» **WORK TO BE COMPLETED**:
Repeat the material below exactly, with no pictures.

» **DATA PROVIDED**:
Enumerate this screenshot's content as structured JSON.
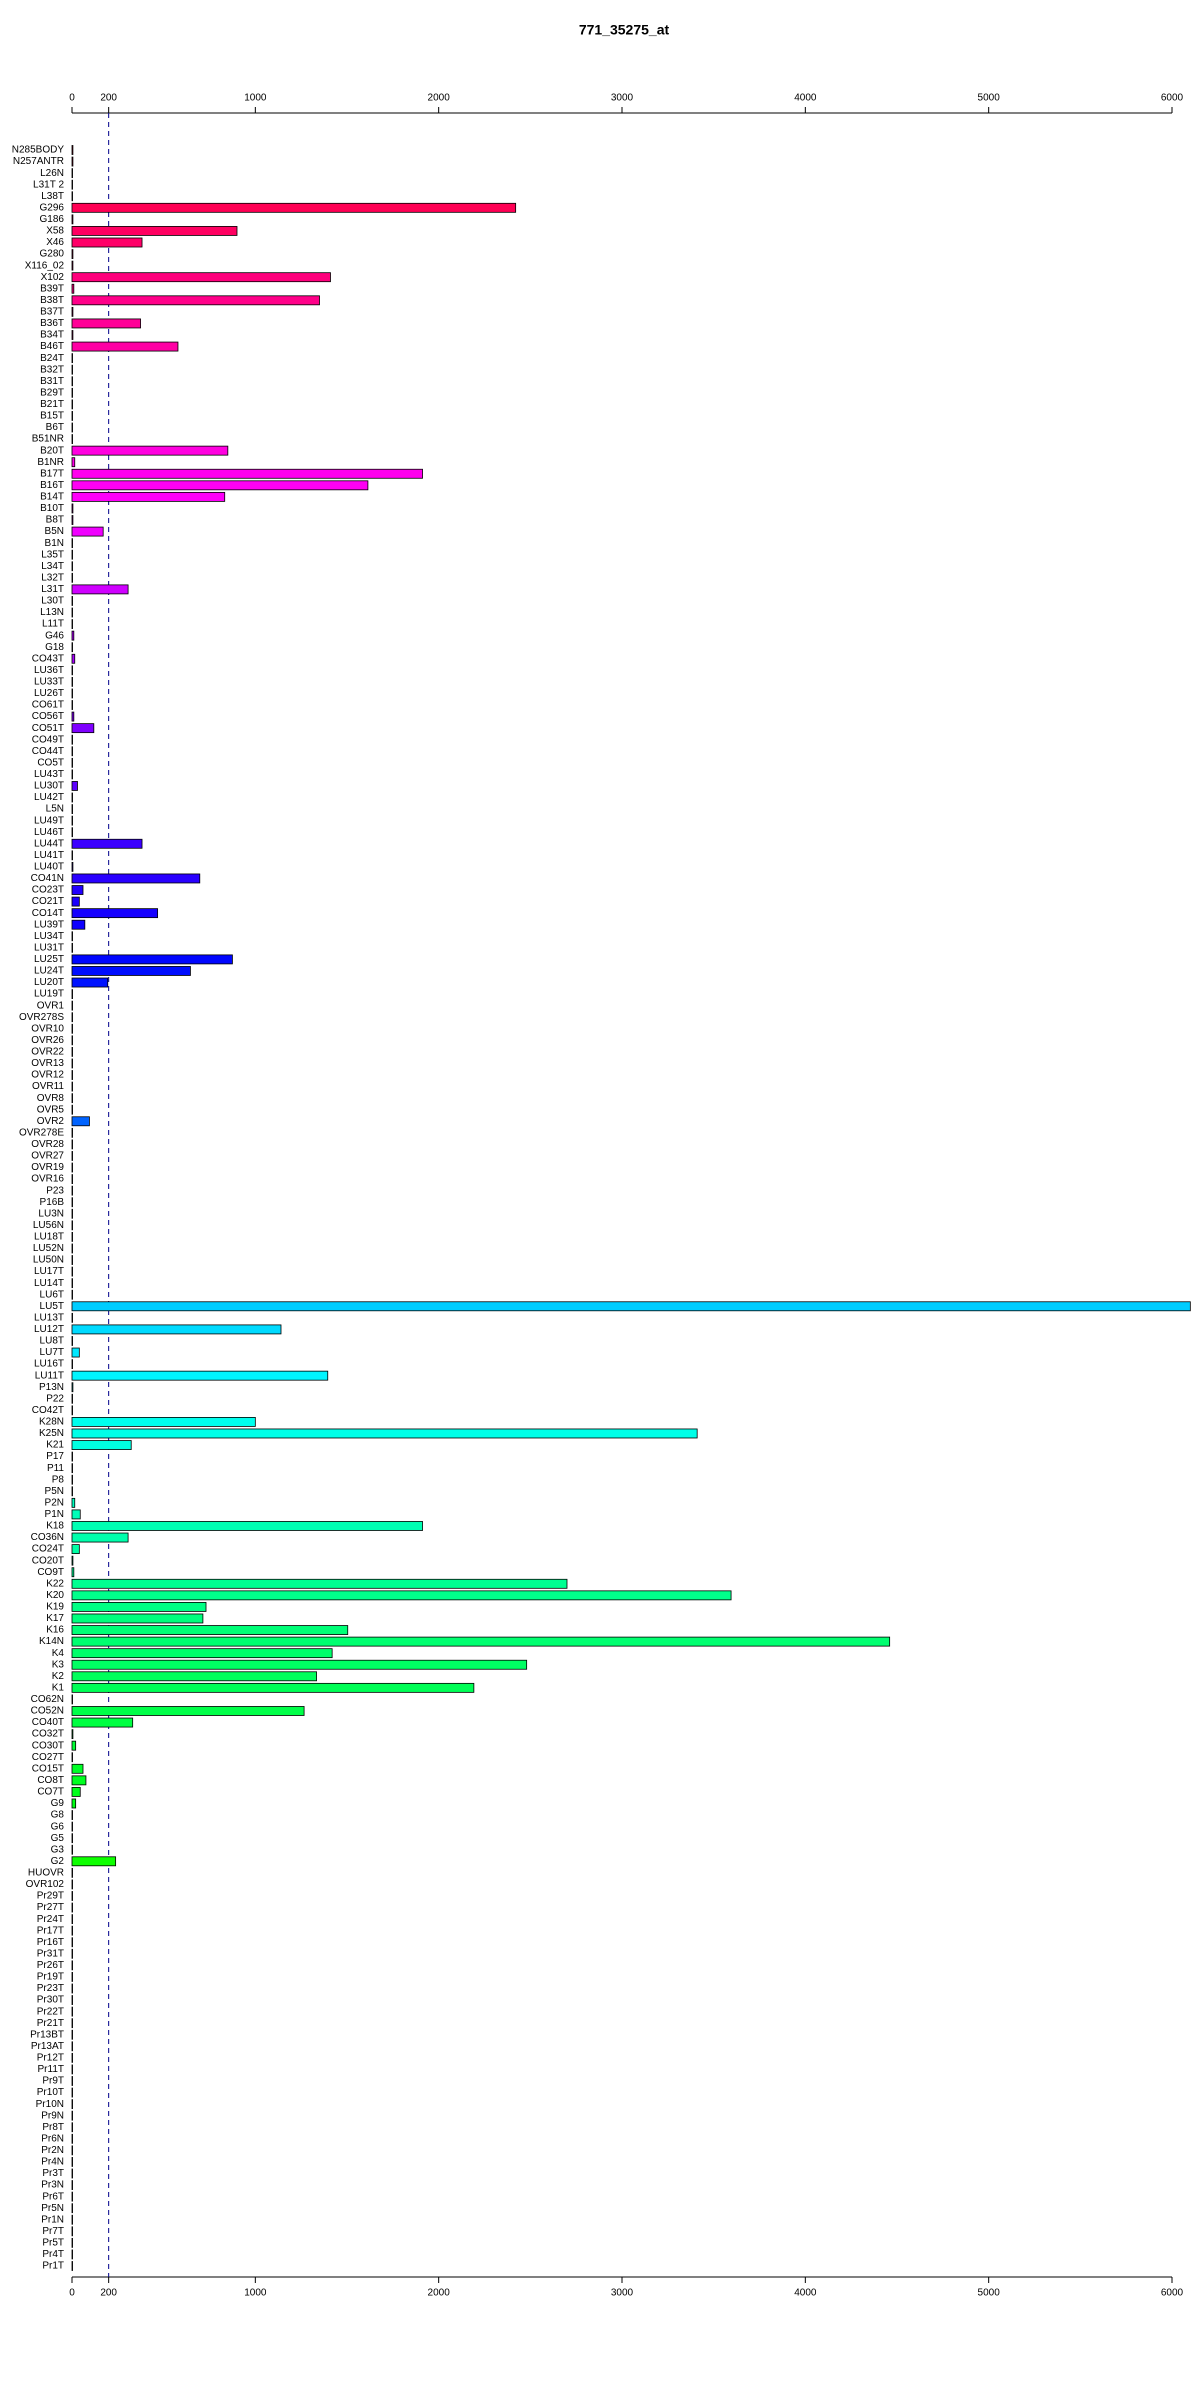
{
  "chart_data": {
    "type": "barh",
    "title": "771_35275_at",
    "categories": [
      "N285BODY",
      "N257ANTR",
      "L26N",
      "L31T 2",
      "L38T",
      "G296",
      "G186",
      "X58",
      "X46",
      "G280",
      "X116_02",
      "X102",
      "B39T",
      "B38T",
      "B37T",
      "B36T",
      "B34T",
      "B46T",
      "B24T",
      "B32T",
      "B31T",
      "B29T",
      "B21T",
      "B15T",
      "B6T",
      "B51NR",
      "B20T",
      "B1NR",
      "B17T",
      "B16T",
      "B14T",
      "B10T",
      "B8T",
      "B5N",
      "B1N",
      "L35T",
      "L34T",
      "L32T",
      "L31T",
      "L30T",
      "L13N",
      "L11T",
      "G46",
      "G18",
      "CO43T",
      "LU36T",
      "LU33T",
      "LU26T",
      "CO61T",
      "CO56T",
      "CO51T",
      "CO49T",
      "CO44T",
      "CO5T",
      "LU43T",
      "LU30T",
      "LU42T",
      "L5N",
      "LU49T",
      "LU46T",
      "LU44T",
      "LU41T",
      "LU40T",
      "CO41N",
      "CO23T",
      "CO21T",
      "CO14T",
      "LU39T",
      "LU34T",
      "LU31T",
      "LU25T",
      "LU24T",
      "LU20T",
      "LU19T",
      "OVR1",
      "OVR278S",
      "OVR10",
      "OVR26",
      "OVR22",
      "OVR13",
      "OVR12",
      "OVR11",
      "OVR8",
      "OVR5",
      "OVR2",
      "OVR278E",
      "OVR28",
      "OVR27",
      "OVR19",
      "OVR16",
      "P23",
      "P16B",
      "LU3N",
      "LU56N",
      "LU18T",
      "LU52N",
      "LU50N",
      "LU17T",
      "LU14T",
      "LU6T",
      "LU5T",
      "LU13T",
      "LU12T",
      "LU8T",
      "LU7T",
      "LU16T",
      "LU11T",
      "P13N",
      "P22",
      "CO42T",
      "K28N",
      "K25N",
      "K21",
      "P17",
      "P11",
      "P8",
      "P5N",
      "P2N",
      "P1N",
      "K18",
      "CO36N",
      "CO24T",
      "CO20T",
      "CO9T",
      "K22",
      "K20",
      "K19",
      "K17",
      "K16",
      "K14N",
      "K4",
      "K3",
      "K2",
      "K1",
      "CO62N",
      "CO52N",
      "CO40T",
      "CO32T",
      "CO30T",
      "CO27T",
      "CO15T",
      "CO8T",
      "CO7T",
      "G9",
      "G8",
      "G6",
      "G5",
      "G3",
      "G2",
      "HUOVR",
      "OVR102",
      "Pr29T",
      "Pr27T",
      "Pr24T",
      "Pr17T",
      "Pr16T",
      "Pr31T",
      "Pr26T",
      "Pr19T",
      "Pr23T",
      "Pr30T",
      "Pr22T",
      "Pr21T",
      "Pr13BT",
      "Pr13AT",
      "Pr12T",
      "Pr11T",
      "Pr9T",
      "Pr10T",
      "Pr10N",
      "Pr9N",
      "Pr8T",
      "Pr6N",
      "Pr2N",
      "Pr4N",
      "Pr3T",
      "Pr3N",
      "Pr6T",
      "Pr5N",
      "Pr1N",
      "Pr7T",
      "Pr5T",
      "Pr4T",
      "Pr1T"
    ],
    "values": [
      5,
      5,
      3,
      3,
      3,
      2420,
      5,
      900,
      382,
      5,
      5,
      1410,
      10,
      1350,
      5,
      374,
      5,
      578,
      3,
      3,
      3,
      3,
      3,
      3,
      3,
      3,
      850,
      15,
      1912,
      1614,
      833,
      5,
      5,
      170,
      3,
      3,
      3,
      3,
      306,
      3,
      3,
      3,
      10,
      3,
      15,
      3,
      3,
      3,
      3,
      10,
      119,
      3,
      3,
      3,
      3,
      30,
      3,
      3,
      3,
      3,
      382,
      3,
      5,
      697,
      60,
      40,
      467,
      70,
      3,
      3,
      875,
      646,
      195,
      3,
      3,
      3,
      3,
      3,
      3,
      3,
      3,
      3,
      3,
      3,
      95,
      3,
      3,
      3,
      3,
      3,
      3,
      3,
      3,
      3,
      3,
      3,
      3,
      3,
      3,
      3,
      6100,
      3,
      1140,
      3,
      40,
      3,
      1395,
      5,
      3,
      3,
      1000,
      3410,
      323,
      3,
      3,
      3,
      3,
      15,
      45,
      1912,
      306,
      40,
      5,
      10,
      2700,
      3595,
      731,
      714,
      1504,
      4460,
      1419,
      2480,
      1334,
      2192,
      3,
      1266,
      331,
      5,
      20,
      3,
      60,
      76,
      45,
      20,
      3,
      3,
      3,
      3,
      238,
      3,
      3,
      3,
      3,
      3,
      3,
      3,
      3,
      3,
      3,
      3,
      3,
      3,
      3,
      3,
      3,
      3,
      3,
      3,
      3,
      3,
      3,
      3,
      3,
      3,
      3,
      3,
      3,
      3,
      3,
      3,
      3,
      3,
      3,
      3
    ],
    "color_hues": [
      348,
      62
    ],
    "xlim": [
      0,
      6000
    ],
    "xticks": [
      0,
      200,
      1000,
      2000,
      3000,
      4000,
      5000,
      6000
    ],
    "reference_line": 200
  }
}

» **ANSWER IN FULL**:
Enumerate this screenshot's content as structured JSON.
{
  "chart_data": {
    "type": "barh",
    "title": "771_35275_at",
    "categories": [
      "N285BODY",
      "N257ANTR",
      "L26N",
      "L31T 2",
      "L38T",
      "G296",
      "G186",
      "X58",
      "X46",
      "G280",
      "X116_02",
      "X102",
      "B39T",
      "B38T",
      "B37T",
      "B36T",
      "B34T",
      "B46T",
      "B24T",
      "B32T",
      "B31T",
      "B29T",
      "B21T",
      "B15T",
      "B6T",
      "B51NR",
      "B20T",
      "B1NR",
      "B17T",
      "B16T",
      "B14T",
      "B10T",
      "B8T",
      "B5N",
      "B1N",
      "L35T",
      "L34T",
      "L32T",
      "L31T",
      "L30T",
      "L13N",
      "L11T",
      "G46",
      "G18",
      "CO43T",
      "LU36T",
      "LU33T",
      "LU26T",
      "CO61T",
      "CO56T",
      "CO51T",
      "CO49T",
      "CO44T",
      "CO5T",
      "LU43T",
      "LU30T",
      "LU42T",
      "L5N",
      "LU49T",
      "LU46T",
      "LU44T",
      "LU41T",
      "LU40T",
      "CO41N",
      "CO23T",
      "CO21T",
      "CO14T",
      "LU39T",
      "LU34T",
      "LU31T",
      "LU25T",
      "LU24T",
      "LU20T",
      "LU19T",
      "OVR1",
      "OVR278S",
      "OVR10",
      "OVR26",
      "OVR22",
      "OVR13",
      "OVR12",
      "OVR11",
      "OVR8",
      "OVR5",
      "OVR2",
      "OVR278E",
      "OVR28",
      "OVR27",
      "OVR19",
      "OVR16",
      "P23",
      "P16B",
      "LU3N",
      "LU56N",
      "LU18T",
      "LU52N",
      "LU50N",
      "LU17T",
      "LU14T",
      "LU6T",
      "LU5T",
      "LU13T",
      "LU12T",
      "LU8T",
      "LU7T",
      "LU16T",
      "LU11T",
      "P13N",
      "P22",
      "CO42T",
      "K28N",
      "K25N",
      "K21",
      "P17",
      "P11",
      "P8",
      "P5N",
      "P2N",
      "P1N",
      "K18",
      "CO36N",
      "CO24T",
      "CO20T",
      "CO9T",
      "K22",
      "K20",
      "K19",
      "K17",
      "K16",
      "K14N",
      "K4",
      "K3",
      "K2",
      "K1",
      "CO62N",
      "CO52N",
      "CO40T",
      "CO32T",
      "CO30T",
      "CO27T",
      "CO15T",
      "CO8T",
      "CO7T",
      "G9",
      "G8",
      "G6",
      "G5",
      "G3",
      "G2",
      "HUOVR",
      "OVR102",
      "Pr29T",
      "Pr27T",
      "Pr24T",
      "Pr17T",
      "Pr16T",
      "Pr31T",
      "Pr26T",
      "Pr19T",
      "Pr23T",
      "Pr30T",
      "Pr22T",
      "Pr21T",
      "Pr13BT",
      "Pr13AT",
      "Pr12T",
      "Pr11T",
      "Pr9T",
      "Pr10T",
      "Pr10N",
      "Pr9N",
      "Pr8T",
      "Pr6N",
      "Pr2N",
      "Pr4N",
      "Pr3T",
      "Pr3N",
      "Pr6T",
      "Pr5N",
      "Pr1N",
      "Pr7T",
      "Pr5T",
      "Pr4T",
      "Pr1T"
    ],
    "values": [
      5,
      5,
      3,
      3,
      3,
      2420,
      5,
      900,
      382,
      5,
      5,
      1410,
      10,
      1350,
      5,
      374,
      5,
      578,
      3,
      3,
      3,
      3,
      3,
      3,
      3,
      3,
      850,
      15,
      1912,
      1614,
      833,
      5,
      5,
      170,
      3,
      3,
      3,
      3,
      306,
      3,
      3,
      3,
      10,
      3,
      15,
      3,
      3,
      3,
      3,
      10,
      119,
      3,
      3,
      3,
      3,
      30,
      3,
      3,
      3,
      3,
      382,
      3,
      5,
      697,
      60,
      40,
      467,
      70,
      3,
      3,
      875,
      646,
      195,
      3,
      3,
      3,
      3,
      3,
      3,
      3,
      3,
      3,
      3,
      3,
      95,
      3,
      3,
      3,
      3,
      3,
      3,
      3,
      3,
      3,
      3,
      3,
      3,
      3,
      3,
      3,
      6100,
      3,
      1140,
      3,
      40,
      3,
      1395,
      5,
      3,
      3,
      1000,
      3410,
      323,
      3,
      3,
      3,
      3,
      15,
      45,
      1912,
      306,
      40,
      5,
      10,
      2700,
      3595,
      731,
      714,
      1504,
      4460,
      1419,
      2480,
      1334,
      2192,
      3,
      1266,
      331,
      5,
      20,
      3,
      60,
      76,
      45,
      20,
      3,
      3,
      3,
      3,
      238,
      3,
      3,
      3,
      3,
      3,
      3,
      3,
      3,
      3,
      3,
      3,
      3,
      3,
      3,
      3,
      3,
      3,
      3,
      3,
      3,
      3,
      3,
      3,
      3,
      3,
      3,
      3,
      3,
      3,
      3,
      3,
      3,
      3,
      3,
      3
    ],
    "color_hues": [
      348,
      62
    ],
    "xlim": [
      0,
      6000
    ],
    "xticks": [
      0,
      200,
      1000,
      2000,
      3000,
      4000,
      5000,
      6000
    ],
    "reference_line": 200
  }
}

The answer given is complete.